* OBJECTIVE *
Your task is to reproduce the entries below word for word.

* ITEMS *
-=-=-

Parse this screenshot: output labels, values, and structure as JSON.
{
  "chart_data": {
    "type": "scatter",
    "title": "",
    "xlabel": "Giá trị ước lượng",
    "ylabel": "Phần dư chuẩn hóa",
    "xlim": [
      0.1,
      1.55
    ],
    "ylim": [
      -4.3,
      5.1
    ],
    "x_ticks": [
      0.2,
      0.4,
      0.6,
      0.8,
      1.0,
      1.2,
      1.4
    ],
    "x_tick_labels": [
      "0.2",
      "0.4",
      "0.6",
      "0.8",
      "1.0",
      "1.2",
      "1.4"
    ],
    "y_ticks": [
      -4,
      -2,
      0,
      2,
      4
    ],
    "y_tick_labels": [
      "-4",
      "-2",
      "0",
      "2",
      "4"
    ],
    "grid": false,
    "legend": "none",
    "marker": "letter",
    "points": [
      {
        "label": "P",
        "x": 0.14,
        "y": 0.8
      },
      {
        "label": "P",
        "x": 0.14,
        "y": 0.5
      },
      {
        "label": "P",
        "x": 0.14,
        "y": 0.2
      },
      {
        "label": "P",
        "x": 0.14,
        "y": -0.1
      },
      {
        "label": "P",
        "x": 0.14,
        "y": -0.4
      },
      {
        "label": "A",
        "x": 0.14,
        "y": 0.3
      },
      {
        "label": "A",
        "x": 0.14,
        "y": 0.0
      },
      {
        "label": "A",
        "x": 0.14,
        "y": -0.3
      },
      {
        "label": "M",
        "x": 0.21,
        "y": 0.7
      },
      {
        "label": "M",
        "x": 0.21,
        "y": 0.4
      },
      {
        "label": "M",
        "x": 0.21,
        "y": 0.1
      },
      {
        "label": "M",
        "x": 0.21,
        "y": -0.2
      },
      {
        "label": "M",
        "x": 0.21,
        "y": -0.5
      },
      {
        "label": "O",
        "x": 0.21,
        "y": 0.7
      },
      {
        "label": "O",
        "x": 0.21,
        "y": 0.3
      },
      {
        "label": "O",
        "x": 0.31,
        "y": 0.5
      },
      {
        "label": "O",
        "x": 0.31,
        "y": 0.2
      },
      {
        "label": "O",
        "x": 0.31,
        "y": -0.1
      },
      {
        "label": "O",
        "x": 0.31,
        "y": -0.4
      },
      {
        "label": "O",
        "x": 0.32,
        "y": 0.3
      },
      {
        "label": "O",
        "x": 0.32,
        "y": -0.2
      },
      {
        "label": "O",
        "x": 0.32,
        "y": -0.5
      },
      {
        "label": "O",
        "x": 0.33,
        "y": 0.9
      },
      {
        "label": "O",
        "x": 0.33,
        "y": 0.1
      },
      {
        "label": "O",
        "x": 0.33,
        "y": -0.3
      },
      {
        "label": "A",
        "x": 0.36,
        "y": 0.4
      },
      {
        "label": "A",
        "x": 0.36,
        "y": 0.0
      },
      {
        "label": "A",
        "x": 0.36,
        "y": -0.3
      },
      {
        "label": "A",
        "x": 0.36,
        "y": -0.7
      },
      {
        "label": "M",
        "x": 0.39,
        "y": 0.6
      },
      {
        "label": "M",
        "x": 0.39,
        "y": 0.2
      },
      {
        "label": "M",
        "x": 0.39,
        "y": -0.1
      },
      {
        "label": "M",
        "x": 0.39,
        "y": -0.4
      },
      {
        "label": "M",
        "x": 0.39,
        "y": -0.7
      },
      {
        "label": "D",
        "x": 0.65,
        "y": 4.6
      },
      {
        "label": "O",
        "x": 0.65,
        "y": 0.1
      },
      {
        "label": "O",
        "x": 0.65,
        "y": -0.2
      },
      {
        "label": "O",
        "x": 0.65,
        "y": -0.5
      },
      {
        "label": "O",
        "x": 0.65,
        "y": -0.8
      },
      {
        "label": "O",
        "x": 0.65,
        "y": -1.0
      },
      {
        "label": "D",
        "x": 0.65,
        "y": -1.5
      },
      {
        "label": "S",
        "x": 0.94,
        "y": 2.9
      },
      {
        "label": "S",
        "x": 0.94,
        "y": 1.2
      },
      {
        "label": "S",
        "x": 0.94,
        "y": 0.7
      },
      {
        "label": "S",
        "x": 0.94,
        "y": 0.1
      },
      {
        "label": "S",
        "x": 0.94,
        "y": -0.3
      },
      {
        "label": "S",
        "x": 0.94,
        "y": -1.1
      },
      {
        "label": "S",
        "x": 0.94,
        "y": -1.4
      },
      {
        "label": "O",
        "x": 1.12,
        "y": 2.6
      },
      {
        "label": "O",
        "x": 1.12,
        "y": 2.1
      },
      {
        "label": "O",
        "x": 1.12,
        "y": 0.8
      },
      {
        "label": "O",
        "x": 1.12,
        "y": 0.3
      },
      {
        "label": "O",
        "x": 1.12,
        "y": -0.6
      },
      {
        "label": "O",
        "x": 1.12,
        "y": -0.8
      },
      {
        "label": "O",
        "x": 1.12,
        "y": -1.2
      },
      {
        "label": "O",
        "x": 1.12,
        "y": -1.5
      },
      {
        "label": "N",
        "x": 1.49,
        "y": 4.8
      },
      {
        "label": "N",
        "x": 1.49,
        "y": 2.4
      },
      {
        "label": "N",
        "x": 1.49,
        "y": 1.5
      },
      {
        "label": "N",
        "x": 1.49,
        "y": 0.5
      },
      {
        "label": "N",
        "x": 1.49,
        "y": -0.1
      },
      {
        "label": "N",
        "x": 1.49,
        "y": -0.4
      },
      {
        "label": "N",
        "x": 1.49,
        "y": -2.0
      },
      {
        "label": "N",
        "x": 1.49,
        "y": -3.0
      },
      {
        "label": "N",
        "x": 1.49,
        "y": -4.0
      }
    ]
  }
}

-=-=-

* RESULT OF THE TASK *
Parse this screenshot: output labels, values, and structure as JSON.
{
  "chart_data": {
    "type": "scatter",
    "title": "",
    "xlabel": "Giá trị ước lượng",
    "ylabel": "Phần dư chuẩn hóa",
    "xlim": [
      0.1,
      1.55
    ],
    "ylim": [
      -4.3,
      5.1
    ],
    "x_ticks": [
      0.2,
      0.4,
      0.6,
      0.8,
      1.0,
      1.2,
      1.4
    ],
    "x_tick_labels": [
      "0.2",
      "0.4",
      "0.6",
      "0.8",
      "1.0",
      "1.2",
      "1.4"
    ],
    "y_ticks": [
      -4,
      -2,
      0,
      2,
      4
    ],
    "y_tick_labels": [
      "-4",
      "-2",
      "0",
      "2",
      "4"
    ],
    "grid": false,
    "legend": "none",
    "marker": "letter",
    "points": [
      {
        "label": "P",
        "x": 0.14,
        "y": 0.8
      },
      {
        "label": "P",
        "x": 0.14,
        "y": 0.5
      },
      {
        "label": "P",
        "x": 0.14,
        "y": 0.2
      },
      {
        "label": "P",
        "x": 0.14,
        "y": -0.1
      },
      {
        "label": "P",
        "x": 0.14,
        "y": -0.4
      },
      {
        "label": "A",
        "x": 0.14,
        "y": 0.3
      },
      {
        "label": "A",
        "x": 0.14,
        "y": 0.0
      },
      {
        "label": "A",
        "x": 0.14,
        "y": -0.3
      },
      {
        "label": "M",
        "x": 0.21,
        "y": 0.7
      },
      {
        "label": "M",
        "x": 0.21,
        "y": 0.4
      },
      {
        "label": "M",
        "x": 0.21,
        "y": 0.1
      },
      {
        "label": "M",
        "x": 0.21,
        "y": -0.2
      },
      {
        "label": "M",
        "x": 0.21,
        "y": -0.5
      },
      {
        "label": "O",
        "x": 0.21,
        "y": 0.7
      },
      {
        "label": "O",
        "x": 0.21,
        "y": 0.3
      },
      {
        "label": "O",
        "x": 0.31,
        "y": 0.5
      },
      {
        "label": "O",
        "x": 0.31,
        "y": 0.2
      },
      {
        "label": "O",
        "x": 0.31,
        "y": -0.1
      },
      {
        "label": "O",
        "x": 0.31,
        "y": -0.4
      },
      {
        "label": "O",
        "x": 0.32,
        "y": 0.3
      },
      {
        "label": "O",
        "x": 0.32,
        "y": -0.2
      },
      {
        "label": "O",
        "x": 0.32,
        "y": -0.5
      },
      {
        "label": "O",
        "x": 0.33,
        "y": 0.9
      },
      {
        "label": "O",
        "x": 0.33,
        "y": 0.1
      },
      {
        "label": "O",
        "x": 0.33,
        "y": -0.3
      },
      {
        "label": "A",
        "x": 0.36,
        "y": 0.4
      },
      {
        "label": "A",
        "x": 0.36,
        "y": 0.0
      },
      {
        "label": "A",
        "x": 0.36,
        "y": -0.3
      },
      {
        "label": "A",
        "x": 0.36,
        "y": -0.7
      },
      {
        "label": "M",
        "x": 0.39,
        "y": 0.6
      },
      {
        "label": "M",
        "x": 0.39,
        "y": 0.2
      },
      {
        "label": "M",
        "x": 0.39,
        "y": -0.1
      },
      {
        "label": "M",
        "x": 0.39,
        "y": -0.4
      },
      {
        "label": "M",
        "x": 0.39,
        "y": -0.7
      },
      {
        "label": "D",
        "x": 0.65,
        "y": 4.6
      },
      {
        "label": "O",
        "x": 0.65,
        "y": 0.1
      },
      {
        "label": "O",
        "x": 0.65,
        "y": -0.2
      },
      {
        "label": "O",
        "x": 0.65,
        "y": -0.5
      },
      {
        "label": "O",
        "x": 0.65,
        "y": -0.8
      },
      {
        "label": "O",
        "x": 0.65,
        "y": -1.0
      },
      {
        "label": "D",
        "x": 0.65,
        "y": -1.5
      },
      {
        "label": "S",
        "x": 0.94,
        "y": 2.9
      },
      {
        "label": "S",
        "x": 0.94,
        "y": 1.2
      },
      {
        "label": "S",
        "x": 0.94,
        "y": 0.7
      },
      {
        "label": "S",
        "x": 0.94,
        "y": 0.1
      },
      {
        "label": "S",
        "x": 0.94,
        "y": -0.3
      },
      {
        "label": "S",
        "x": 0.94,
        "y": -1.1
      },
      {
        "label": "S",
        "x": 0.94,
        "y": -1.4
      },
      {
        "label": "O",
        "x": 1.12,
        "y": 2.6
      },
      {
        "label": "O",
        "x": 1.12,
        "y": 2.1
      },
      {
        "label": "O",
        "x": 1.12,
        "y": 0.8
      },
      {
        "label": "O",
        "x": 1.12,
        "y": 0.3
      },
      {
        "label": "O",
        "x": 1.12,
        "y": -0.6
      },
      {
        "label": "O",
        "x": 1.12,
        "y": -0.8
      },
      {
        "label": "O",
        "x": 1.12,
        "y": -1.2
      },
      {
        "label": "O",
        "x": 1.12,
        "y": -1.5
      },
      {
        "label": "N",
        "x": 1.49,
        "y": 4.8
      },
      {
        "label": "N",
        "x": 1.49,
        "y": 2.4
      },
      {
        "label": "N",
        "x": 1.49,
        "y": 1.5
      },
      {
        "label": "N",
        "x": 1.49,
        "y": 0.5
      },
      {
        "label": "N",
        "x": 1.49,
        "y": -0.1
      },
      {
        "label": "N",
        "x": 1.49,
        "y": -0.4
      },
      {
        "label": "N",
        "x": 1.49,
        "y": -2.0
      },
      {
        "label": "N",
        "x": 1.49,
        "y": -3.0
      },
      {
        "label": "N",
        "x": 1.49,
        "y": -4.0
      }
    ]
  }
}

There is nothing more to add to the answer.